[READING TEXT]

•••••

Accidental headcanon: The Holmes brothers are closet Rihanna fans.
“I would make you scream my name even if we were in the Diogenes Club.”
“I’d go on a second date with you even if we got kidnapped by Chinese smugglers during our first.”
“Oh, so the Internet thinks you look like an otter? Well, I think you otter be in my bed.”
“How about you get off of that phone and let me show you how much fun we can have in the back seat of this car?”
“You do count… Even if I didn’t need a suicide assistant.”
“My idea of a romantic lunch date: Two bags of Quavers and analyzing dirt!”
“I never text when I can talk… You should make me text more often.”
“We’re so domestic, people are even shipping our mugs.”
“I’d like to snuggle under a blanket with you even if we weren’t in shock.”
“I think you’re neater than poisoned children.”
“I may be a blind banker, but I bet I can make you fall for me with two seconds of silence.”
“I would give you the good pill every time.”
“I can’t take my eyes off of you… No, really. I can’t. It’s for an experiment.”
“Excuse me, but did you say ‘Fuck the police’? You must be my division.”
“Honey, you should see me in a crown… and nothing else.”
“I’d like to conduct a Study in your Pink.”

•••••

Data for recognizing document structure
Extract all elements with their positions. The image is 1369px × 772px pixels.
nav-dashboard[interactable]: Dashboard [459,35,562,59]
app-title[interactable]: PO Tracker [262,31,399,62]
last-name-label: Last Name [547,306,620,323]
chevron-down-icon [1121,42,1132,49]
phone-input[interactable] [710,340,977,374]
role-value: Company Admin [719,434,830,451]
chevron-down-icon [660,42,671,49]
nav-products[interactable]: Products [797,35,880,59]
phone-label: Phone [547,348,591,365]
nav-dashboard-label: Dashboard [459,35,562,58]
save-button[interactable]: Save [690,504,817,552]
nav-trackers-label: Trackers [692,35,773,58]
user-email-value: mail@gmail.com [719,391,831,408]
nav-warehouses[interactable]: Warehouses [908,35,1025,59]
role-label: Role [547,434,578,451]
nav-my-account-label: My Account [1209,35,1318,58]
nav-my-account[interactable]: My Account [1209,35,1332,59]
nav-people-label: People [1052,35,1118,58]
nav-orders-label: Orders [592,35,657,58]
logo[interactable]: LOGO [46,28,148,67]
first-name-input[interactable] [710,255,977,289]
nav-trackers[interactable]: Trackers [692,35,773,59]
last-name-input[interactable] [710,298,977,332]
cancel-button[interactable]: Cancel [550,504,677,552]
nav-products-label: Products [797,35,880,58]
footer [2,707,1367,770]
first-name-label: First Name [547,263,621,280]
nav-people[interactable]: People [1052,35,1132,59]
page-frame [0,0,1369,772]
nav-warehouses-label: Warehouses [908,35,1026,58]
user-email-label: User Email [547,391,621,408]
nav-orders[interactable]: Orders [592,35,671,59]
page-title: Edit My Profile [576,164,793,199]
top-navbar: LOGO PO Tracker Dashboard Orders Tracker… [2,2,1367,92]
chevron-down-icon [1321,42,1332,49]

•••••

Reproduce the list of Holmes-themed pickup lines above word for word, from its opening line to its last.

[TASK SOLUTION]
Accidental headcanon: The Holmes brothers are closet Rihanna fans.
“I would make you scream my name even if we were in the Diogenes Club.”
“I’d go on a second date with you even if we got kidnapped by Chinese smugglers during our first.”
“Oh, so the Internet thinks you look like an otter? Well, I think you otter be in my bed.”
“How about you get off of that phone and let me show you how much fun we can have in the back seat of this car?”
“You do count… Even if I didn’t need a suicide assistant.”
“My idea of a romantic lunch date: Two bags of Quavers and analyzing dirt!”
“I never text when I can talk… You should make me text more often.”
“We’re so domestic, people are even shipping our mugs.”
“I’d like to snuggle under a blanket with you even if we weren’t in shock.”
“I think you’re neater than poisoned children.”
“I may be a blind banker, but I bet I can make you fall for me with two seconds of silence.”
“I would give you the good pill every time.”
“I can’t take my eyes off of you… No, really. I can’t. It’s for an experiment.”
“Excuse me, but did you say ‘Fuck the police’? You must be my division.”
“Honey, you should see me in a crown… and nothing else.”
“I’d like to conduct a Study in your Pink.”